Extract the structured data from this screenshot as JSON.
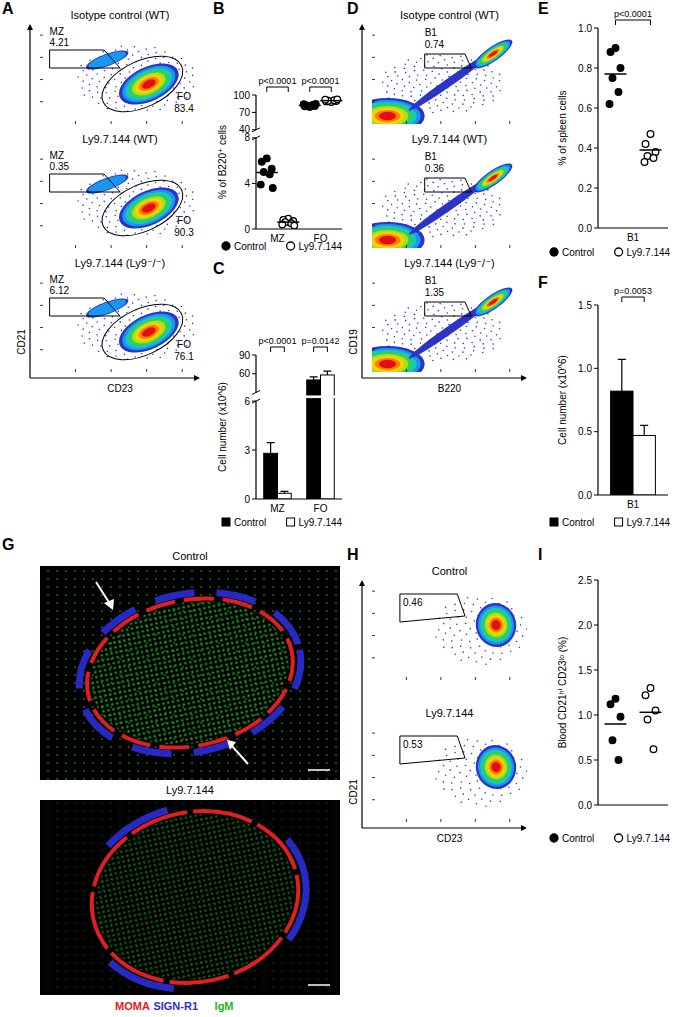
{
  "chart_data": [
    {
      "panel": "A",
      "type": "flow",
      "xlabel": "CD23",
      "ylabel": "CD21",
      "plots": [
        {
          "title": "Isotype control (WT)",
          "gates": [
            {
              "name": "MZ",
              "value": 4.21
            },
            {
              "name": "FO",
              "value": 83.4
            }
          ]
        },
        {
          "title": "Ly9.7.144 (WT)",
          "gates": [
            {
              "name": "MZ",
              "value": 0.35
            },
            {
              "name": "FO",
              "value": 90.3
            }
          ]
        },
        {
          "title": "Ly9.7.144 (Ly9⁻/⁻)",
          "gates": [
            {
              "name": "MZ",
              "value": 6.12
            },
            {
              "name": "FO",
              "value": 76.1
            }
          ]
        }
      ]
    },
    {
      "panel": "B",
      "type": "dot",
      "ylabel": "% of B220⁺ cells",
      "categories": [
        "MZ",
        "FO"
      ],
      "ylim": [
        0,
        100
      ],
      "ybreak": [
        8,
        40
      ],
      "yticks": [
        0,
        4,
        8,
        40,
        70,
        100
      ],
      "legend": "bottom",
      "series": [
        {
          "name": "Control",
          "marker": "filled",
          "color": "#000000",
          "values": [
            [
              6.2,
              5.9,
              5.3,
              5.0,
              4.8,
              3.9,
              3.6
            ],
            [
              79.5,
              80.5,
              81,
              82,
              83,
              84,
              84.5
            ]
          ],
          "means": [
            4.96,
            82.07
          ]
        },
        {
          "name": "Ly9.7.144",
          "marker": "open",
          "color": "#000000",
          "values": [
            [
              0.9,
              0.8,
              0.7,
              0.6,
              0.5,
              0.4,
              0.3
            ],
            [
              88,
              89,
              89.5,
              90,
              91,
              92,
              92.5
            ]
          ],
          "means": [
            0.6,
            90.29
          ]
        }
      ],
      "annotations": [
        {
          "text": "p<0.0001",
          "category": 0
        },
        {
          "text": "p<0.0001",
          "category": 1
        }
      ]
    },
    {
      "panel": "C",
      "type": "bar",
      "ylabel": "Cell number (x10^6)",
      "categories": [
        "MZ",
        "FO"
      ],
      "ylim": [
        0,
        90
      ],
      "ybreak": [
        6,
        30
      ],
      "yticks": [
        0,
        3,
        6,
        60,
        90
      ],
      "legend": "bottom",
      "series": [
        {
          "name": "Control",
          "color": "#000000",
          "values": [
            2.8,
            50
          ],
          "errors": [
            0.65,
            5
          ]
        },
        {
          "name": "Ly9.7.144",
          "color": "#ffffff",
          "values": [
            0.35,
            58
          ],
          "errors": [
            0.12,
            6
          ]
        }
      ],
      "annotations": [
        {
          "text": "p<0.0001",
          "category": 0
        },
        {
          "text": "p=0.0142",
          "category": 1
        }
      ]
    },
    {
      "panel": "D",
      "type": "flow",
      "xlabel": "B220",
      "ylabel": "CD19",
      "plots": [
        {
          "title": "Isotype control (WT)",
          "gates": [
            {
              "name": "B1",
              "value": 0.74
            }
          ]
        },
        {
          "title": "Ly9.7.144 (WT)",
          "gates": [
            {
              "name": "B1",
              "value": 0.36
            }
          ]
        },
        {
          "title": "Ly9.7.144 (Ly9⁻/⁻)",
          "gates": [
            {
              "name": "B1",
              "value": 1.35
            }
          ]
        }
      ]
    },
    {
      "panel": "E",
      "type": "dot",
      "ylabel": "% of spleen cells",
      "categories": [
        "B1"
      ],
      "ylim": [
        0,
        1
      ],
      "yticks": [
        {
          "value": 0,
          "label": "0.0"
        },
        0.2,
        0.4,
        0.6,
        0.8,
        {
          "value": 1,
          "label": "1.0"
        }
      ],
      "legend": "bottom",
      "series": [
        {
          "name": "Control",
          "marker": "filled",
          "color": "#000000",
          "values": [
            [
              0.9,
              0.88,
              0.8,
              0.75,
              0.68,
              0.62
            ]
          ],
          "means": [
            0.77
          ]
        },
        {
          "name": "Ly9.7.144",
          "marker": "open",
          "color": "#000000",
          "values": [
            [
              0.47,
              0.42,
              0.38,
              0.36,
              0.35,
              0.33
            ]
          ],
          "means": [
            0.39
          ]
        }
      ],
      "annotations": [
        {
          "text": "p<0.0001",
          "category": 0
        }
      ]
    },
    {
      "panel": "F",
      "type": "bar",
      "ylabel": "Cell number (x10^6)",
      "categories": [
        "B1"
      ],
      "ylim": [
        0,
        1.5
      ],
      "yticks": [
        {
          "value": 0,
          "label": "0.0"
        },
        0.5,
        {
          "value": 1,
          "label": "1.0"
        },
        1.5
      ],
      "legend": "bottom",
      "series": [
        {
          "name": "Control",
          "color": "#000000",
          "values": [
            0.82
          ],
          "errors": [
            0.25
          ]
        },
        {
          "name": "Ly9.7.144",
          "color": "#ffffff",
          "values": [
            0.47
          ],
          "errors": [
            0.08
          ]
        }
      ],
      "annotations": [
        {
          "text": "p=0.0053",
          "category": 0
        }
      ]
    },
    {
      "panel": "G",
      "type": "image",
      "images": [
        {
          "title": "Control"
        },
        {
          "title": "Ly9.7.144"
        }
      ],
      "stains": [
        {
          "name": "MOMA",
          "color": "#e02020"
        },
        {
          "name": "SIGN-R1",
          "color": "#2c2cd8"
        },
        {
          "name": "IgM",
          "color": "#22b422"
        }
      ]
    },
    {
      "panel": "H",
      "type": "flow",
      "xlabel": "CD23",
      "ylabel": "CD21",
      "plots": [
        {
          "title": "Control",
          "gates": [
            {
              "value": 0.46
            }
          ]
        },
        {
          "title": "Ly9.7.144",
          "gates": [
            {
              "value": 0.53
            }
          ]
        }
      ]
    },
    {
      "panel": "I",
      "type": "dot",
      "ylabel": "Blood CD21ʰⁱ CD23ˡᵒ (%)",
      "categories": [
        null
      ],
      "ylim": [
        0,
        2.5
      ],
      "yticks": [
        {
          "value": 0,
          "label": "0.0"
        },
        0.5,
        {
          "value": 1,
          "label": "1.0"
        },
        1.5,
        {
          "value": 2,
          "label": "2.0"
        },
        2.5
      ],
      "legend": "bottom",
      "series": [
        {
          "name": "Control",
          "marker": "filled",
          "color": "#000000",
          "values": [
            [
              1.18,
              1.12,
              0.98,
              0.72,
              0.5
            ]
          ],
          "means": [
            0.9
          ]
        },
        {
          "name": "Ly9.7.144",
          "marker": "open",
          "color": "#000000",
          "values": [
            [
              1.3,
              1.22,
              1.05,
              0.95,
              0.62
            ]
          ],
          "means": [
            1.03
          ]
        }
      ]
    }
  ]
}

==

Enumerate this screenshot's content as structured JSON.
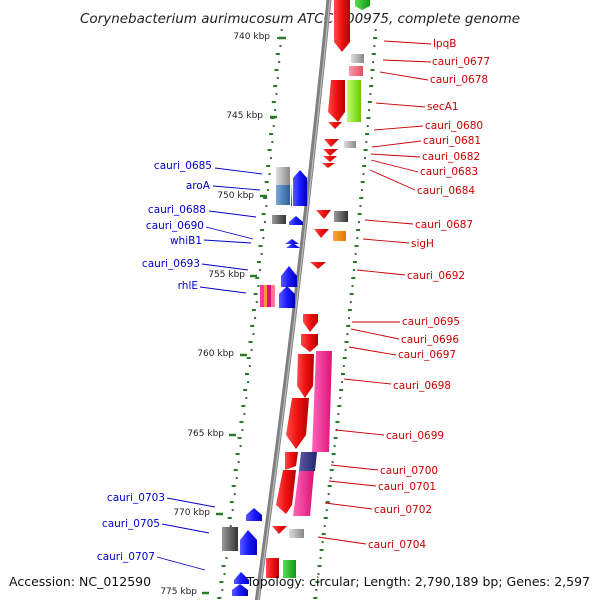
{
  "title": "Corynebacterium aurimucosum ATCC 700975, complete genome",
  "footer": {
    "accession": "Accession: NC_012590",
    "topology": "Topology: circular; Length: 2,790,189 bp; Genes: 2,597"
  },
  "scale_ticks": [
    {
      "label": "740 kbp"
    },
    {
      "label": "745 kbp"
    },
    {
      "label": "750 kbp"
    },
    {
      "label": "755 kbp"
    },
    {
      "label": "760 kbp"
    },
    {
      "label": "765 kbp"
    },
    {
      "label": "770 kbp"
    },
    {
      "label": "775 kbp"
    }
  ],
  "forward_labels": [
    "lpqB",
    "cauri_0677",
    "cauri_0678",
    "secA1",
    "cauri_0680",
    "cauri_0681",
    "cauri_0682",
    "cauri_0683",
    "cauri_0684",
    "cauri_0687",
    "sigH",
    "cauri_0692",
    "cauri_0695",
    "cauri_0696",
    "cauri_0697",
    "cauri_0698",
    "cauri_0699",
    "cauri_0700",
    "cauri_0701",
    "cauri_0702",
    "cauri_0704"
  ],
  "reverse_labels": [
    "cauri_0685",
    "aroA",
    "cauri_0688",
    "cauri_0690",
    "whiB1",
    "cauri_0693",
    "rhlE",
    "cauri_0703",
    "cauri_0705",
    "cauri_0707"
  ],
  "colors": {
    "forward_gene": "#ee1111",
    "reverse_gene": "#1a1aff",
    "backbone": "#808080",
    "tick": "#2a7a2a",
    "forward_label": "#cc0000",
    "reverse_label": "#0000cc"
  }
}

### Work instructions
Using the records above, find and show each line with the string "cells".

### Response to the exercise
      "ylabel": "% of B220⁺ cells",
      "ylabel": "% of spleen cells",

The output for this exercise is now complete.